Given task -
Below is some material; set it all down exactly, apart from the pictures.

(Data items)
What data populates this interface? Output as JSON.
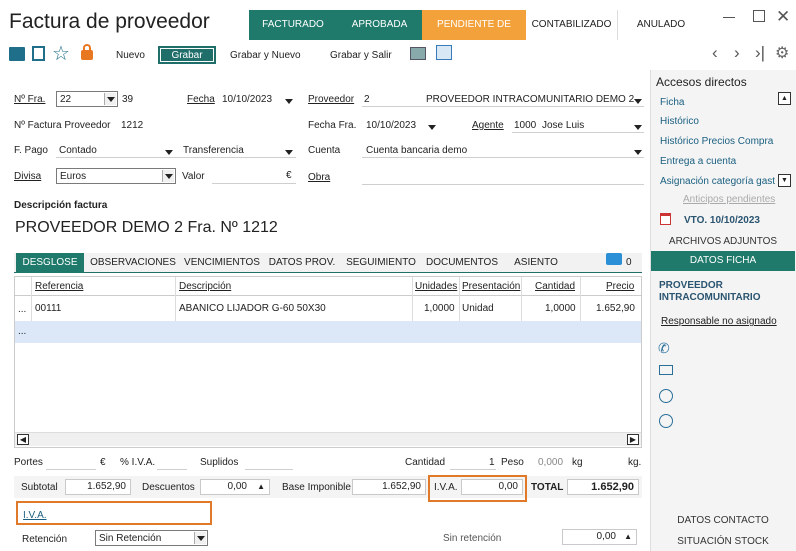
{
  "window": {
    "title": "Factura de proveedor",
    "minimize_icon": "minimize-icon",
    "maximize_icon": "maximize-icon",
    "close_icon": "close-icon"
  },
  "status_tabs": [
    {
      "label": "FACTURADO",
      "color": "#1f7a6b"
    },
    {
      "label": "APROBADA",
      "color": "#1f7a6b"
    },
    {
      "label": "PENDIENTE DE PAGO",
      "color": "#f3a23b"
    },
    {
      "label": "CONTABILIZADO",
      "color": "#ffffff"
    },
    {
      "label": "ANULADO",
      "color": "#ffffff"
    }
  ],
  "toolbar": {
    "nuevo": "Nuevo",
    "grabar": "Grabar",
    "grabar_nuevo": "Grabar y Nuevo",
    "grabar_salir": "Grabar y Salir"
  },
  "form": {
    "num_fra_label": "Nº Fra.",
    "num_fra_serie": "22",
    "num_fra_number": "39",
    "fecha_label": "Fecha",
    "fecha_value": "10/10/2023",
    "proveedor_label": "Proveedor",
    "proveedor_code": "2",
    "proveedor_name": "PROVEEDOR INTRACOMUNITARIO DEMO 2",
    "num_factura_prov_label": "Nº Factura Proveedor",
    "num_factura_prov_value": "1212",
    "fecha_fra_label": "Fecha Fra.",
    "fecha_fra_value": "10/10/2023",
    "agente_label": "Agente",
    "agente_code": "1000",
    "agente_name": "Jose Luis",
    "fpago_label": "F. Pago",
    "fpago_value": "Contado",
    "fpago_tipo": "Transferencia",
    "cuenta_label": "Cuenta",
    "cuenta_value": "Cuenta bancaria demo",
    "divisa_label": "Divisa",
    "divisa_value": "Euros",
    "valor_label": "Valor",
    "valor_symbol": "€",
    "obra_label": "Obra",
    "descripcion_label": "Descripción factura",
    "descripcion_value": "PROVEEDOR DEMO 2 Fra. Nº 1212"
  },
  "tabs": [
    "DESGLOSE",
    "OBSERVACIONES",
    "VENCIMIENTOS",
    "DATOS PROV.",
    "SEGUIMIENTO",
    "DOCUMENTOS",
    "ASIENTO"
  ],
  "comment_count": "0",
  "grid": {
    "headers": [
      "Referencia",
      "Descripción",
      "Unidades",
      "Presentación",
      "Cantidad",
      "Precio"
    ],
    "rows": [
      {
        "marker": "...",
        "ref": "00111",
        "desc": "ABANICO LIJADOR G-60 50X30",
        "unidades": "1,0000",
        "presentacion": "Unidad",
        "cantidad": "1,0000",
        "precio": "1.652,90"
      },
      {
        "marker": "...",
        "ref": "",
        "desc": "",
        "unidades": "",
        "presentacion": "",
        "cantidad": "",
        "precio": ""
      }
    ]
  },
  "footer": {
    "portes_label": "Portes",
    "euro_symbol": "€",
    "piva_label": "% I.V.A.",
    "suplidos_label": "Suplidos",
    "cantidad_label": "Cantidad",
    "cantidad_value": "1",
    "peso_label": "Peso",
    "peso_value": "0,000",
    "peso_unit": "kg",
    "peso_unit2": "kg.",
    "subtotal_label": "Subtotal",
    "subtotal_value": "1.652,90",
    "descuentos_label": "Descuentos",
    "descuentos_value": "0,00",
    "base_label": "Base Imponible",
    "base_value": "1.652,90",
    "iva_label": "I.V.A.",
    "iva_value": "0,00",
    "total_label": "TOTAL",
    "total_value": "1.652,90",
    "iva_link": "I.V.A.",
    "retencion_label": "Retención",
    "retencion_value": "Sin Retención",
    "sin_retencion_label": "Sin retención",
    "sin_retencion_value": "0,00"
  },
  "sidebar": {
    "accesos_title": "Accesos directos",
    "links": [
      "Ficha",
      "Histórico",
      "Histórico Precios Compra",
      "Entrega a cuenta",
      "Asignación categoría gast"
    ],
    "anticipos": "Anticipos pendientes",
    "vto": "VTO. 10/10/2023",
    "archivos": "ARCHIVOS ADJUNTOS",
    "datos_ficha": "DATOS FICHA",
    "proveedor": "PROVEEDOR INTRACOMUNITARIO",
    "responsable": "Responsable no asignado",
    "datos_contacto": "DATOS CONTACTO",
    "situacion_stock": "SITUACIÓN STOCK"
  }
}
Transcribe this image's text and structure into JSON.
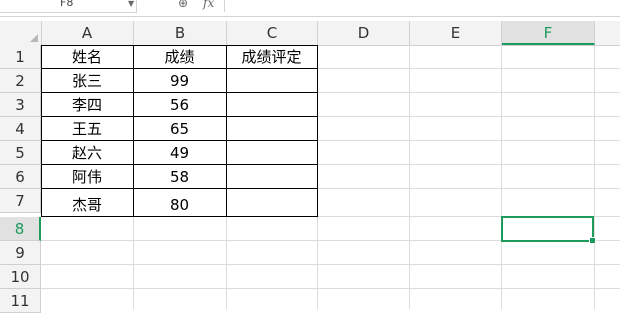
{
  "formula_bar": {
    "name_box": "F8",
    "fx_label": "fx"
  },
  "columns": [
    "A",
    "B",
    "C",
    "D",
    "E",
    "F"
  ],
  "rows": [
    "1",
    "2",
    "3",
    "4",
    "5",
    "6",
    "7",
    "8",
    "9",
    "10",
    "11"
  ],
  "active_cell": {
    "column": "F",
    "row": "8"
  },
  "cells": {
    "A1": "姓名",
    "B1": "成绩",
    "C1": "成绩评定",
    "A2": "张三",
    "B2": "99",
    "A3": "李四",
    "B3": "56",
    "A4": "王五",
    "B4": "65",
    "A5": "赵六",
    "B5": "49",
    "A6": "阿伟",
    "B6": "58",
    "A7": "杰哥",
    "B7": "80"
  },
  "colors": {
    "accent": "#1d9b5e",
    "header_bg": "#f3f3f3",
    "gridline": "#dcdcdc"
  }
}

Finished answer -
What data populates this interface? Output as JSON.
{
  "window": {
    "title": "Factura de proveedor",
    "minimize_icon": "minimize-icon",
    "maximize_icon": "maximize-icon",
    "close_icon": "close-icon"
  },
  "status_tabs": [
    {
      "label": "FACTURADO",
      "color": "#1f7a6b"
    },
    {
      "label": "APROBADA",
      "color": "#1f7a6b"
    },
    {
      "label": "PENDIENTE DE PAGO",
      "color": "#f3a23b"
    },
    {
      "label": "CONTABILIZADO",
      "color": "#ffffff"
    },
    {
      "label": "ANULADO",
      "color": "#ffffff"
    }
  ],
  "toolbar": {
    "nuevo": "Nuevo",
    "grabar": "Grabar",
    "grabar_nuevo": "Grabar y Nuevo",
    "grabar_salir": "Grabar y Salir"
  },
  "form": {
    "num_fra_label": "Nº Fra.",
    "num_fra_serie": "22",
    "num_fra_number": "39",
    "fecha_label": "Fecha",
    "fecha_value": "10/10/2023",
    "proveedor_label": "Proveedor",
    "proveedor_code": "2",
    "proveedor_name": "PROVEEDOR INTRACOMUNITARIO DEMO 2",
    "num_factura_prov_label": "Nº Factura Proveedor",
    "num_factura_prov_value": "1212",
    "fecha_fra_label": "Fecha Fra.",
    "fecha_fra_value": "10/10/2023",
    "agente_label": "Agente",
    "agente_code": "1000",
    "agente_name": "Jose Luis",
    "fpago_label": "F. Pago",
    "fpago_value": "Contado",
    "fpago_tipo": "Transferencia",
    "cuenta_label": "Cuenta",
    "cuenta_value": "Cuenta bancaria demo",
    "divisa_label": "Divisa",
    "divisa_value": "Euros",
    "valor_label": "Valor",
    "valor_symbol": "€",
    "obra_label": "Obra",
    "descripcion_label": "Descripción factura",
    "descripcion_value": "PROVEEDOR DEMO 2 Fra. Nº 1212"
  },
  "tabs": [
    "DESGLOSE",
    "OBSERVACIONES",
    "VENCIMIENTOS",
    "DATOS PROV.",
    "SEGUIMIENTO",
    "DOCUMENTOS",
    "ASIENTO"
  ],
  "comment_count": "0",
  "grid": {
    "headers": [
      "Referencia",
      "Descripción",
      "Unidades",
      "Presentación",
      "Cantidad",
      "Precio"
    ],
    "rows": [
      {
        "marker": "...",
        "ref": "00111",
        "desc": "ABANICO LIJADOR G-60 50X30",
        "unidades": "1,0000",
        "presentacion": "Unidad",
        "cantidad": "1,0000",
        "precio": "1.652,90"
      },
      {
        "marker": "...",
        "ref": "",
        "desc": "",
        "unidades": "",
        "presentacion": "",
        "cantidad": "",
        "precio": ""
      }
    ]
  },
  "footer": {
    "portes_label": "Portes",
    "euro_symbol": "€",
    "piva_label": "% I.V.A.",
    "suplidos_label": "Suplidos",
    "cantidad_label": "Cantidad",
    "cantidad_value": "1",
    "peso_label": "Peso",
    "peso_value": "0,000",
    "peso_unit": "kg",
    "peso_unit2": "kg.",
    "subtotal_label": "Subtotal",
    "subtotal_value": "1.652,90",
    "descuentos_label": "Descuentos",
    "descuentos_value": "0,00",
    "base_label": "Base Imponible",
    "base_value": "1.652,90",
    "iva_label": "I.V.A.",
    "iva_value": "0,00",
    "total_label": "TOTAL",
    "total_value": "1.652,90",
    "iva_link": "I.V.A.",
    "retencion_label": "Retención",
    "retencion_value": "Sin Retención",
    "sin_retencion_label": "Sin retención",
    "sin_retencion_value": "0,00"
  },
  "sidebar": {
    "accesos_title": "Accesos directos",
    "links": [
      "Ficha",
      "Histórico",
      "Histórico Precios Compra",
      "Entrega a cuenta",
      "Asignación categoría gast"
    ],
    "anticipos": "Anticipos pendientes",
    "vto": "VTO. 10/10/2023",
    "archivos": "ARCHIVOS ADJUNTOS",
    "datos_ficha": "DATOS FICHA",
    "proveedor": "PROVEEDOR INTRACOMUNITARIO",
    "responsable": "Responsable no asignado",
    "datos_contacto": "DATOS CONTACTO",
    "situacion_stock": "SITUACIÓN STOCK"
  }
}
Transcribe this image's text and structure into JSON.
{
  "formula_bar": {
    "name_box": "F8",
    "fx_label": "fx"
  },
  "columns": [
    "A",
    "B",
    "C",
    "D",
    "E",
    "F"
  ],
  "rows": [
    "1",
    "2",
    "3",
    "4",
    "5",
    "6",
    "7",
    "8",
    "9",
    "10",
    "11"
  ],
  "active_cell": {
    "column": "F",
    "row": "8"
  },
  "cells": {
    "A1": "姓名",
    "B1": "成绩",
    "C1": "成绩评定",
    "A2": "张三",
    "B2": "99",
    "A3": "李四",
    "B3": "56",
    "A4": "王五",
    "B4": "65",
    "A5": "赵六",
    "B5": "49",
    "A6": "阿伟",
    "B6": "58",
    "A7": "杰哥",
    "B7": "80"
  },
  "colors": {
    "accent": "#1d9b5e",
    "header_bg": "#f3f3f3",
    "gridline": "#dcdcdc"
  }
}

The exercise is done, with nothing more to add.